Spot each line in the records below where the word "đoạn" occurs, then copy it.

--- --- ---

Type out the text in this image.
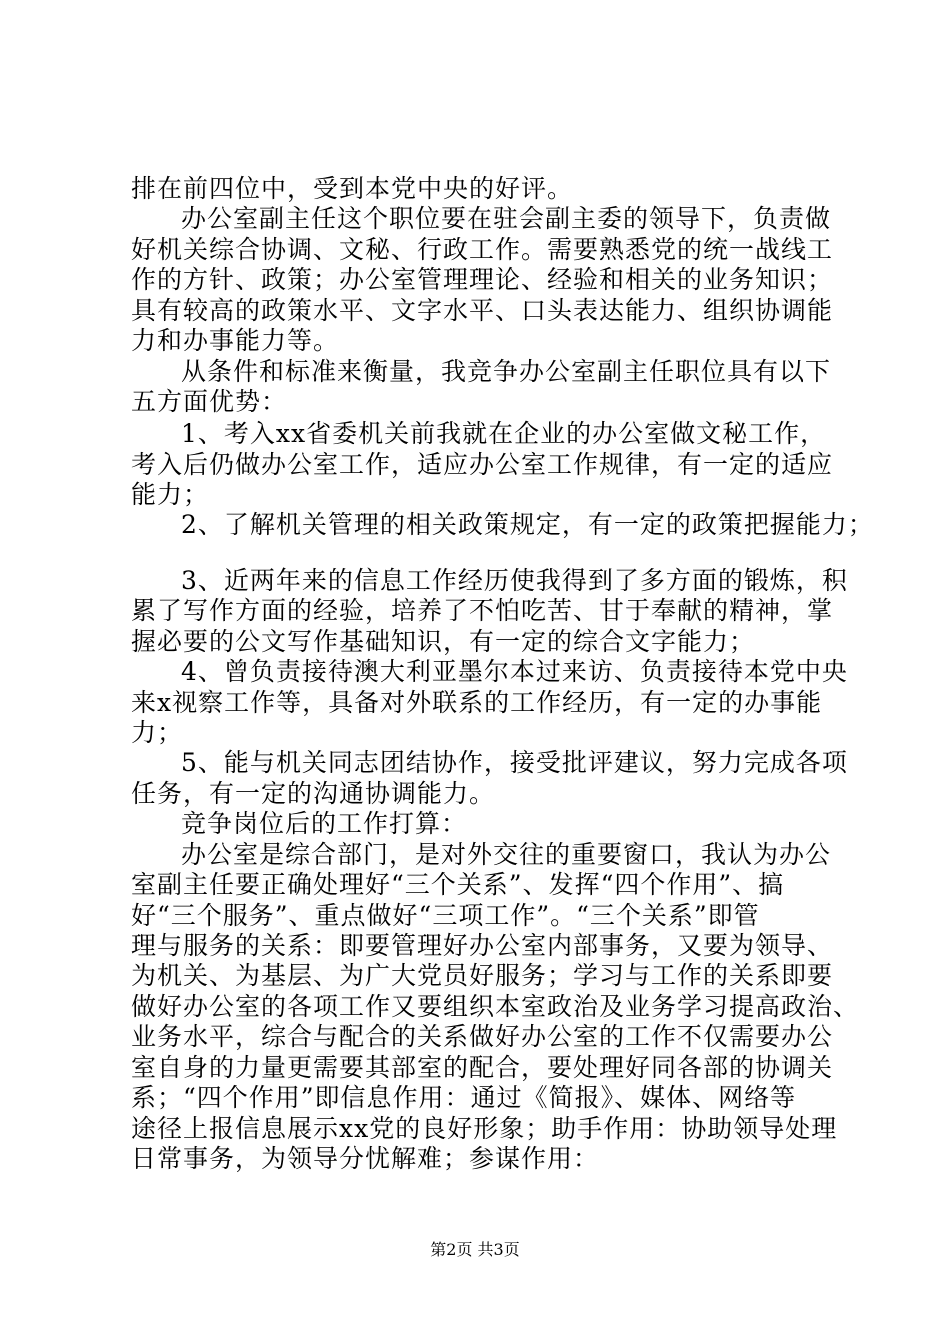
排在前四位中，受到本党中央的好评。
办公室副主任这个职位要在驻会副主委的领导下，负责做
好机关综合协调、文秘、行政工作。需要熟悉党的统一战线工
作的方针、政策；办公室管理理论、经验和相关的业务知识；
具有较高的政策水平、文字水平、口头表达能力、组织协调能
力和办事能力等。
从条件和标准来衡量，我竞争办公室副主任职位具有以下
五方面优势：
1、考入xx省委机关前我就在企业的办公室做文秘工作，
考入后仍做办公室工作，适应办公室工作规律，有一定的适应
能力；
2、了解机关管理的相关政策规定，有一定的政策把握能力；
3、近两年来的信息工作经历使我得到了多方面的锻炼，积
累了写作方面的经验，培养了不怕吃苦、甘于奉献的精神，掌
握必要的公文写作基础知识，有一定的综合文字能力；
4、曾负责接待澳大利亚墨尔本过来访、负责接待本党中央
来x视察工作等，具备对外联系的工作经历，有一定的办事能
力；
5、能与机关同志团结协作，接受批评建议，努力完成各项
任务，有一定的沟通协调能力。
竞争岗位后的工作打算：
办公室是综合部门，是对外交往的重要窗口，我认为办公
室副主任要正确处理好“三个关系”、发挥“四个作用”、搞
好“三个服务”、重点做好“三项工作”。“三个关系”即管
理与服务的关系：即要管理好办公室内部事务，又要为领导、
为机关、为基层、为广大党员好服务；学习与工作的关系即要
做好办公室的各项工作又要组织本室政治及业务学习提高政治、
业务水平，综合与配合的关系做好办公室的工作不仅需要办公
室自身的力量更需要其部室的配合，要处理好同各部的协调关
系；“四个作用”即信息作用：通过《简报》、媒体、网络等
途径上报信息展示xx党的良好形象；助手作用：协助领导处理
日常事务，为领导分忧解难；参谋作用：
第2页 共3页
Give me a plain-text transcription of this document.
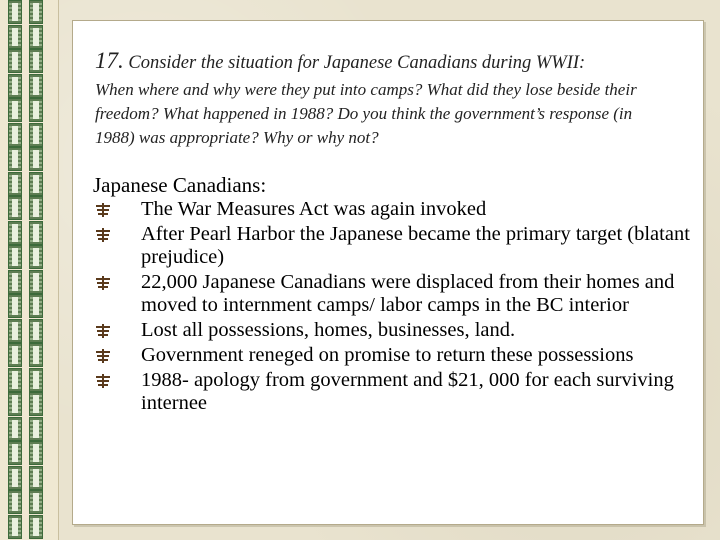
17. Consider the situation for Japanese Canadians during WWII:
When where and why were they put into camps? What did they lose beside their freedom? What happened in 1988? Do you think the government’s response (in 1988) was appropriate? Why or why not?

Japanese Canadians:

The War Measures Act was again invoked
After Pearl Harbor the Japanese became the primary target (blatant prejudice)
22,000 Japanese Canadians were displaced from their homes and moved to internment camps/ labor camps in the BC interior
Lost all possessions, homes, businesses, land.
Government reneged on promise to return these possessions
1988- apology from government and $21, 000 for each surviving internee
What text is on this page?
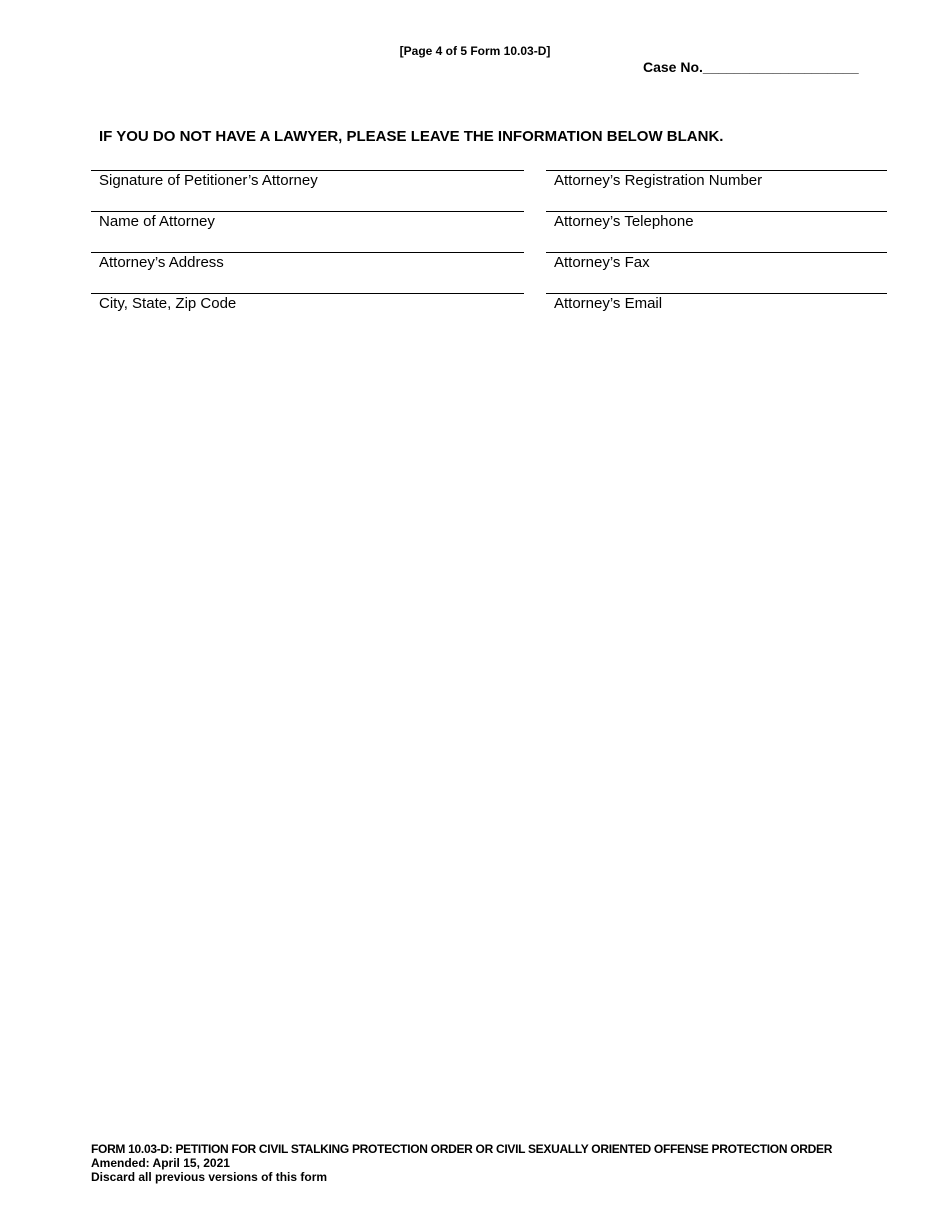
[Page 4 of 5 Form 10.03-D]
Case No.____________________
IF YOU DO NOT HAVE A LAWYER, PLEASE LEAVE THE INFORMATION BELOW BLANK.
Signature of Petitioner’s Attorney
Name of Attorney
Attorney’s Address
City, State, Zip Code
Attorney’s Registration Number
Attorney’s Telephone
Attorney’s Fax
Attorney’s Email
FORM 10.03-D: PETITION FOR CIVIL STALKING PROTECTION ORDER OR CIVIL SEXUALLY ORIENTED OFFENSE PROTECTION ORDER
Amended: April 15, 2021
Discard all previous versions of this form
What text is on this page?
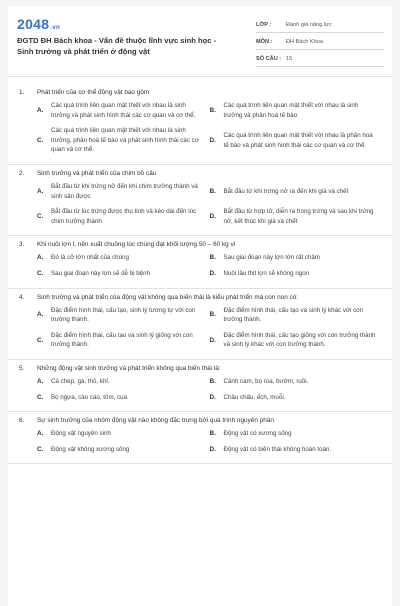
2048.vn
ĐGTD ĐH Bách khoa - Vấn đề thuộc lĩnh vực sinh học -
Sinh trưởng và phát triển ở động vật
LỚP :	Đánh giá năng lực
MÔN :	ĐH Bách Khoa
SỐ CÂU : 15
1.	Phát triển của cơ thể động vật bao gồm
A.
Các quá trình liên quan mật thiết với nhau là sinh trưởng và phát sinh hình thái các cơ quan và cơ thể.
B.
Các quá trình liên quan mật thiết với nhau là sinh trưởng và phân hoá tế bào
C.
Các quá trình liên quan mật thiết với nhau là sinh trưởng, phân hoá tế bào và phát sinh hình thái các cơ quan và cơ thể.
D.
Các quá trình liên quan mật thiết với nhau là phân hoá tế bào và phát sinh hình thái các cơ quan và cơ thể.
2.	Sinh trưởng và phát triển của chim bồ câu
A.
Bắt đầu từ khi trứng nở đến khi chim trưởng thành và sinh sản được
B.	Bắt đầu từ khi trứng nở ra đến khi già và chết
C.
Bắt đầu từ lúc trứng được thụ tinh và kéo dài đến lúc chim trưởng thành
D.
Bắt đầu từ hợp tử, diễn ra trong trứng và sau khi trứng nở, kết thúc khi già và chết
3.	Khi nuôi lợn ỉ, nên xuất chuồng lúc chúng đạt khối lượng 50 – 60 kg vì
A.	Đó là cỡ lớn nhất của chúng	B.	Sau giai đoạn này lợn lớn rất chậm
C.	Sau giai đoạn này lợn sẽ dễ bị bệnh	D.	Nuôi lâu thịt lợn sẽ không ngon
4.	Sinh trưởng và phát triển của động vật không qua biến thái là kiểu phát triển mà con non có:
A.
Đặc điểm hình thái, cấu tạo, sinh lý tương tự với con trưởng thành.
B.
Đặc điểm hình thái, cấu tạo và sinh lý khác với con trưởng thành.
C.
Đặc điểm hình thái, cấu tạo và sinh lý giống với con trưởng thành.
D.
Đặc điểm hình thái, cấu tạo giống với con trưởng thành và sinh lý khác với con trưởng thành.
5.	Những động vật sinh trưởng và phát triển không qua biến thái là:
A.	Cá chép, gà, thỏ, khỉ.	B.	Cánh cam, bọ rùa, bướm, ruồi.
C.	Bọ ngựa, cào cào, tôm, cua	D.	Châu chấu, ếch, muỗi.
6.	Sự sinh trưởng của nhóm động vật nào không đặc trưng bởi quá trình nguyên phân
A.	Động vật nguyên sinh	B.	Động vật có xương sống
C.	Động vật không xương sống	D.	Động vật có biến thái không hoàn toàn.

--- --- ---

▶ The response
A.	Đó là cỡ lớn nhất của chúng	B.	Sau giai đoạn này lợn lớn rất chậm
C.	Sau giai đoạn này lợn sẽ dễ bị bệnh	D.	Nuôi lâu thịt lợn sẽ không ngon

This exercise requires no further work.